**Task to complete:**
Reproduce the records below exactly as given.

**Data provided:**
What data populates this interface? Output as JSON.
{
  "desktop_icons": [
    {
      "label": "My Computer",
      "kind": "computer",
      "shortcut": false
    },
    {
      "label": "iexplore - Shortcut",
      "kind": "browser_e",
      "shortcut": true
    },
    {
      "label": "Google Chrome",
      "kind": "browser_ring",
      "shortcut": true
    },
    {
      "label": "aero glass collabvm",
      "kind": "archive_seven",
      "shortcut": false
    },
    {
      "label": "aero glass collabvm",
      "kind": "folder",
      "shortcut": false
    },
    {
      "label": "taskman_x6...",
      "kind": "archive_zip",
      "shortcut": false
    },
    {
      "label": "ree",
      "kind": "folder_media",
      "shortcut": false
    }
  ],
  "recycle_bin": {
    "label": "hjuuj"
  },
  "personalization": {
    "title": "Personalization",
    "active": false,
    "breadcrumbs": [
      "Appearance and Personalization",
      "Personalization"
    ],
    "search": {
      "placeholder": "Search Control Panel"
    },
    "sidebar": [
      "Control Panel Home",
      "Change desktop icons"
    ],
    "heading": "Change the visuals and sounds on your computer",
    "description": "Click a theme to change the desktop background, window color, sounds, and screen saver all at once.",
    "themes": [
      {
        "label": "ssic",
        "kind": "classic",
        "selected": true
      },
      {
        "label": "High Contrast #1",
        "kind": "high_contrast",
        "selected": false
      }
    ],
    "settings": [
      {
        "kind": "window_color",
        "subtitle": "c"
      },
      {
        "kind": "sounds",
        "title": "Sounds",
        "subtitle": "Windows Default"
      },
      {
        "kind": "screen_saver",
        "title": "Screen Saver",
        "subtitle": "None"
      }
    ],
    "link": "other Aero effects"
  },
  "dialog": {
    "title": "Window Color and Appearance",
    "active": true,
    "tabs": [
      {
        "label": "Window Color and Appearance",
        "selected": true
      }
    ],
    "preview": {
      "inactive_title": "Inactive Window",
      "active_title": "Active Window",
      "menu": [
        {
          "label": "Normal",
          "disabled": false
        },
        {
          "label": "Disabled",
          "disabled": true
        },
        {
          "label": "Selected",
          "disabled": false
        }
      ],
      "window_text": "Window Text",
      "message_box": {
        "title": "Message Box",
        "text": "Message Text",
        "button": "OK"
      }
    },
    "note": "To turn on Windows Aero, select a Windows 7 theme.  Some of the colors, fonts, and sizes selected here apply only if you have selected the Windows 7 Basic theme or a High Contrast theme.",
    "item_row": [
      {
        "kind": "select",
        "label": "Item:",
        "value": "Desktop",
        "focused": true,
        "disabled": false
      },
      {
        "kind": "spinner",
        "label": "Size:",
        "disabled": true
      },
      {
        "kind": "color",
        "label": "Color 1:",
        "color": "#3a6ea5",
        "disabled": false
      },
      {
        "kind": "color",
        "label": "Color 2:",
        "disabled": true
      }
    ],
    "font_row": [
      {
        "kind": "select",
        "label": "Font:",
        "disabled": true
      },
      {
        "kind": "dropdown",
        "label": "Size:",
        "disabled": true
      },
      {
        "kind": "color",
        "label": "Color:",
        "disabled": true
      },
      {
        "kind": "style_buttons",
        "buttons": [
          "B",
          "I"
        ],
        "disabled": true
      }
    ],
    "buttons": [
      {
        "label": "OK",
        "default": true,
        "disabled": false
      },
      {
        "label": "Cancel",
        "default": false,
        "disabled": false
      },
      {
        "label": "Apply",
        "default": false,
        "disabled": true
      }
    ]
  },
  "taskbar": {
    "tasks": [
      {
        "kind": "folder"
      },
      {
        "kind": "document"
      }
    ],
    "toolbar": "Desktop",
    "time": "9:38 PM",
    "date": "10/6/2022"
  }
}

**Full response:**
What data populates this interface? Output as JSON.
{
  "desktop_icons": [
    {
      "label": "My Computer",
      "kind": "computer",
      "shortcut": false
    },
    {
      "label": "iexplore - Shortcut",
      "kind": "browser_e",
      "shortcut": true
    },
    {
      "label": "Google Chrome",
      "kind": "browser_ring",
      "shortcut": true
    },
    {
      "label": "aero glass collabvm",
      "kind": "archive_seven",
      "shortcut": false
    },
    {
      "label": "aero glass collabvm",
      "kind": "folder",
      "shortcut": false
    },
    {
      "label": "taskman_x6...",
      "kind": "archive_zip",
      "shortcut": false
    },
    {
      "label": "ree",
      "kind": "folder_media",
      "shortcut": false
    }
  ],
  "recycle_bin": {
    "label": "hjuuj"
  },
  "personalization": {
    "title": "Personalization",
    "active": false,
    "breadcrumbs": [
      "Appearance and Personalization",
      "Personalization"
    ],
    "search": {
      "placeholder": "Search Control Panel"
    },
    "sidebar": [
      "Control Panel Home",
      "Change desktop icons"
    ],
    "heading": "Change the visuals and sounds on your computer",
    "description": "Click a theme to change the desktop background, window color, sounds, and screen saver all at once.",
    "themes": [
      {
        "label": "ssic",
        "kind": "classic",
        "selected": true
      },
      {
        "label": "High Contrast #1",
        "kind": "high_contrast",
        "selected": false
      }
    ],
    "settings": [
      {
        "kind": "window_color",
        "subtitle": "c"
      },
      {
        "kind": "sounds",
        "title": "Sounds",
        "subtitle": "Windows Default"
      },
      {
        "kind": "screen_saver",
        "title": "Screen Saver",
        "subtitle": "None"
      }
    ],
    "link": "other Aero effects"
  },
  "dialog": {
    "title": "Window Color and Appearance",
    "active": true,
    "tabs": [
      {
        "label": "Window Color and Appearance",
        "selected": true
      }
    ],
    "preview": {
      "inactive_title": "Inactive Window",
      "active_title": "Active Window",
      "menu": [
        {
          "label": "Normal",
          "disabled": false
        },
        {
          "label": "Disabled",
          "disabled": true
        },
        {
          "label": "Selected",
          "disabled": false
        }
      ],
      "window_text": "Window Text",
      "message_box": {
        "title": "Message Box",
        "text": "Message Text",
        "button": "OK"
      }
    },
    "note": "To turn on Windows Aero, select a Windows 7 theme.  Some of the colors, fonts, and sizes selected here apply only if you have selected the Windows 7 Basic theme or a High Contrast theme.",
    "item_row": [
      {
        "kind": "select",
        "label": "Item:",
        "value": "Desktop",
        "focused": true,
        "disabled": false
      },
      {
        "kind": "spinner",
        "label": "Size:",
        "disabled": true
      },
      {
        "kind": "color",
        "label": "Color 1:",
        "color": "#3a6ea5",
        "disabled": false
      },
      {
        "kind": "color",
        "label": "Color 2:",
        "disabled": true
      }
    ],
    "font_row": [
      {
        "kind": "select",
        "label": "Font:",
        "disabled": true
      },
      {
        "kind": "dropdown",
        "label": "Size:",
        "disabled": true
      },
      {
        "kind": "color",
        "label": "Color:",
        "disabled": true
      },
      {
        "kind": "style_buttons",
        "buttons": [
          "B",
          "I"
        ],
        "disabled": true
      }
    ],
    "buttons": [
      {
        "label": "OK",
        "default": true,
        "disabled": false
      },
      {
        "label": "Cancel",
        "default": false,
        "disabled": false
      },
      {
        "label": "Apply",
        "default": false,
        "disabled": true
      }
    ]
  },
  "taskbar": {
    "tasks": [
      {
        "kind": "folder"
      },
      {
        "kind": "document"
      }
    ],
    "toolbar": "Desktop",
    "time": "9:38 PM",
    "date": "10/6/2022"
  }
}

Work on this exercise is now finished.